WHAT THE TASK REQUIRES: Every record is to be transcribed exactly as written.

═════ LISTED RECORDS

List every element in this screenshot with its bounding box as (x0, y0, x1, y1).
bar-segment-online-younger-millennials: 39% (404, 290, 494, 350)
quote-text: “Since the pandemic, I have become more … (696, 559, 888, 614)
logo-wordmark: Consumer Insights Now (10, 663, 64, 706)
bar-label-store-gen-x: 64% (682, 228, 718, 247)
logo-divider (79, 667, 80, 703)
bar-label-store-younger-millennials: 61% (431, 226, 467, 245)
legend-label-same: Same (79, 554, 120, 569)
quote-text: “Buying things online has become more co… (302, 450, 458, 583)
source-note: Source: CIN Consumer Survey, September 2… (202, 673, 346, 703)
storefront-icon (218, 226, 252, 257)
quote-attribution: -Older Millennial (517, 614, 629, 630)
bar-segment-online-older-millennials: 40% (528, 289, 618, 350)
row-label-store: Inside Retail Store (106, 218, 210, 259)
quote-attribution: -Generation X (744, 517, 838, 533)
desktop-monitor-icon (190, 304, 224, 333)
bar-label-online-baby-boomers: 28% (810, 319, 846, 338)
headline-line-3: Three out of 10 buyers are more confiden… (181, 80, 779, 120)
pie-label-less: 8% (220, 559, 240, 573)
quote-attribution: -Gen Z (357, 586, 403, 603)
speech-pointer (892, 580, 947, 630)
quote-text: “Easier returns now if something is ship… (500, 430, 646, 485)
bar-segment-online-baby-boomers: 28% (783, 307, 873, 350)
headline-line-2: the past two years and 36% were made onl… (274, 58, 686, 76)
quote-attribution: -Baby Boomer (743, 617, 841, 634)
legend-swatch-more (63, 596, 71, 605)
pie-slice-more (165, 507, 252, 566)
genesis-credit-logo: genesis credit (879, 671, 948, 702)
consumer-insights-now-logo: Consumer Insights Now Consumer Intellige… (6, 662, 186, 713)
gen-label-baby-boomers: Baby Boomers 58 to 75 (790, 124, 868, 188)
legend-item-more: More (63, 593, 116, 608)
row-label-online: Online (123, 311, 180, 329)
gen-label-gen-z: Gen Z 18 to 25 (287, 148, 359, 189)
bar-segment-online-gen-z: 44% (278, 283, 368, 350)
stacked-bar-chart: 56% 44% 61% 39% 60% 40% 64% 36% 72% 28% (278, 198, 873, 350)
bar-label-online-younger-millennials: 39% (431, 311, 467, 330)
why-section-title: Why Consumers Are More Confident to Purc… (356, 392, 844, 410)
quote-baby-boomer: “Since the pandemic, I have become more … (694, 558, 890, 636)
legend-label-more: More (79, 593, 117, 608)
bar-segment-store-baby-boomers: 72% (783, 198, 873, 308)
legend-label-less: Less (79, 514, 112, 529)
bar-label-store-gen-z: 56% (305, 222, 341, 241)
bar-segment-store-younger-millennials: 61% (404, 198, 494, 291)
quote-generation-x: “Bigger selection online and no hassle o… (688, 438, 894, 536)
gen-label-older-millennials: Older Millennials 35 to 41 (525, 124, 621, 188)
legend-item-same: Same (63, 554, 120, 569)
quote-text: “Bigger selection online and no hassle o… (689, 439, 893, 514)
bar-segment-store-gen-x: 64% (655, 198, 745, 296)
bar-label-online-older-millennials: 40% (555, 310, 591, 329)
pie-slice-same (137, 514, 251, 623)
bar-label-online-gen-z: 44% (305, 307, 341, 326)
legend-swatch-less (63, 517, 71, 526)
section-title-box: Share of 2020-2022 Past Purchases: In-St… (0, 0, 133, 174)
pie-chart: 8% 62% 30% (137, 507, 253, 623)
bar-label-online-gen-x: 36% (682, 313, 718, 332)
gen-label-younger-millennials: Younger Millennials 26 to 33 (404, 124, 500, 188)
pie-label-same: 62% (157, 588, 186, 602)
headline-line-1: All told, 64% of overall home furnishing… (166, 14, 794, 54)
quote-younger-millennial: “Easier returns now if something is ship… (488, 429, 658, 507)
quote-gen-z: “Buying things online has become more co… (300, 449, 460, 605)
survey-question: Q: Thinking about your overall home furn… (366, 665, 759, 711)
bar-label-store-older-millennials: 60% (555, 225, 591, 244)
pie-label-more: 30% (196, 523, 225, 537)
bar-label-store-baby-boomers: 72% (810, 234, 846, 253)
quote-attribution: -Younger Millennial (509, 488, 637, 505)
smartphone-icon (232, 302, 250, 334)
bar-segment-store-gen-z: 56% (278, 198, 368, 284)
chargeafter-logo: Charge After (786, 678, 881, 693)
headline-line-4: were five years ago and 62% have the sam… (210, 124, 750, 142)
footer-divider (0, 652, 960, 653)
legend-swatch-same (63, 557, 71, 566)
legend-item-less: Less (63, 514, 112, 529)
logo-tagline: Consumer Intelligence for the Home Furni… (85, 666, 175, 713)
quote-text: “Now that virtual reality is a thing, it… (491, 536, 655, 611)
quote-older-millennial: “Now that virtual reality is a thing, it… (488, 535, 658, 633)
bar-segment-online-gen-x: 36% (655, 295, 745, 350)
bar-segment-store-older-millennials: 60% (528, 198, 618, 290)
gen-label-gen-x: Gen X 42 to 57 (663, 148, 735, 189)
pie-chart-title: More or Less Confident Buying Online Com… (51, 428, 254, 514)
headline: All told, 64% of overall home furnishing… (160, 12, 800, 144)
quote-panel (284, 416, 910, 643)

══════════

RESPONSE TO THE EXERCISE:
List every element in this screenshot with its bounding box as (x0, y0, x1, y1).
bar-segment-online-younger-millennials: 39% (404, 290, 494, 350)
quote-text: “Since the pandemic, I have become more … (696, 559, 888, 614)
logo-wordmark: Consumer Insights Now (10, 663, 64, 706)
bar-label-store-gen-x: 64% (682, 228, 718, 247)
logo-divider (79, 667, 80, 703)
bar-label-store-younger-millennials: 61% (431, 226, 467, 245)
legend-label-same: Same (79, 554, 120, 569)
quote-text: “Buying things online has become more co… (302, 450, 458, 583)
source-note: Source: CIN Consumer Survey, September 2… (202, 673, 346, 703)
storefront-icon (218, 226, 252, 257)
quote-attribution: -Older Millennial (517, 614, 629, 630)
bar-segment-online-older-millennials: 40% (528, 289, 618, 350)
row-label-store: Inside Retail Store (106, 218, 210, 259)
quote-attribution: -Generation X (744, 517, 838, 533)
desktop-monitor-icon (190, 304, 224, 333)
bar-label-online-baby-boomers: 28% (810, 319, 846, 338)
headline-line-3: Three out of 10 buyers are more confiden… (181, 80, 779, 120)
pie-label-less: 8% (220, 559, 240, 573)
quote-attribution: -Gen Z (357, 586, 403, 603)
speech-pointer (892, 580, 947, 630)
quote-text: “Easier returns now if something is ship… (500, 430, 646, 485)
bar-segment-online-baby-boomers: 28% (783, 307, 873, 350)
headline-line-2: the past two years and 36% were made onl… (274, 58, 686, 76)
quote-attribution: -Baby Boomer (743, 617, 841, 634)
legend-swatch-more (63, 596, 71, 605)
pie-slice-more (165, 507, 252, 566)
genesis-credit-logo: genesis credit (879, 671, 948, 702)
consumer-insights-now-logo: Consumer Insights Now Consumer Intellige… (6, 662, 186, 713)
gen-label-baby-boomers: Baby Boomers 58 to 75 (790, 124, 868, 188)
legend-item-more: More (63, 593, 116, 608)
row-label-online: Online (123, 311, 180, 329)
gen-label-gen-z: Gen Z 18 to 25 (287, 148, 359, 189)
bar-segment-online-gen-z: 44% (278, 283, 368, 350)
stacked-bar-chart: 56% 44% 61% 39% 60% 40% 64% 36% 72% 28% (278, 198, 873, 350)
bar-label-online-younger-millennials: 39% (431, 311, 467, 330)
why-section-title: Why Consumers Are More Confident to Purc… (356, 392, 844, 410)
quote-baby-boomer: “Since the pandemic, I have become more … (694, 558, 890, 636)
legend-label-more: More (79, 593, 117, 608)
bar-segment-store-baby-boomers: 72% (783, 198, 873, 308)
legend-label-less: Less (79, 514, 112, 529)
bar-label-store-gen-z: 56% (305, 222, 341, 241)
bar-segment-store-younger-millennials: 61% (404, 198, 494, 291)
quote-generation-x: “Bigger selection online and no hassle o… (688, 438, 894, 536)
gen-label-older-millennials: Older Millennials 35 to 41 (525, 124, 621, 188)
legend-item-same: Same (63, 554, 120, 569)
quote-text: “Bigger selection online and no hassle o… (689, 439, 893, 514)
bar-segment-store-gen-x: 64% (655, 198, 745, 296)
bar-label-online-older-millennials: 40% (555, 310, 591, 329)
pie-slice-same (137, 514, 251, 623)
bar-label-online-gen-z: 44% (305, 307, 341, 326)
legend-swatch-less (63, 517, 71, 526)
section-title-box: Share of 2020-2022 Past Purchases: In-St… (0, 0, 133, 174)
pie-chart: 8% 62% 30% (137, 507, 253, 623)
bar-label-online-gen-x: 36% (682, 313, 718, 332)
gen-label-younger-millennials: Younger Millennials 26 to 33 (404, 124, 500, 188)
pie-label-same: 62% (157, 588, 186, 602)
headline-line-1: All told, 64% of overall home furnishing… (166, 14, 794, 54)
quote-younger-millennial: “Easier returns now if something is ship… (488, 429, 658, 507)
quote-gen-z: “Buying things online has become more co… (300, 449, 460, 605)
survey-question: Q: Thinking about your overall home furn… (366, 665, 759, 711)
bar-label-store-older-millennials: 60% (555, 225, 591, 244)
pie-label-more: 30% (196, 523, 225, 537)
bar-label-store-baby-boomers: 72% (810, 234, 846, 253)
quote-attribution: -Younger Millennial (509, 488, 637, 505)
smartphone-icon (232, 302, 250, 334)
bar-segment-store-gen-z: 56% (278, 198, 368, 284)
chargeafter-logo: Charge After (786, 678, 881, 693)
headline-line-4: were five years ago and 62% have the sam… (210, 124, 750, 142)
footer-divider (0, 652, 960, 653)
legend-swatch-same (63, 557, 71, 566)
legend-item-less: Less (63, 514, 112, 529)
logo-tagline: Consumer Intelligence for the Home Furni… (85, 666, 175, 713)
quote-text: “Now that virtual reality is a thing, it… (491, 536, 655, 611)
quote-older-millennial: “Now that virtual reality is a thing, it… (488, 535, 658, 633)
bar-segment-online-gen-x: 36% (655, 295, 745, 350)
bar-segment-store-older-millennials: 60% (528, 198, 618, 290)
gen-label-gen-x: Gen X 42 to 57 (663, 148, 735, 189)
pie-chart-title: More or Less Confident Buying Online Com… (51, 428, 254, 514)
headline: All told, 64% of overall home furnishing… (160, 12, 800, 144)
quote-panel (284, 416, 910, 643)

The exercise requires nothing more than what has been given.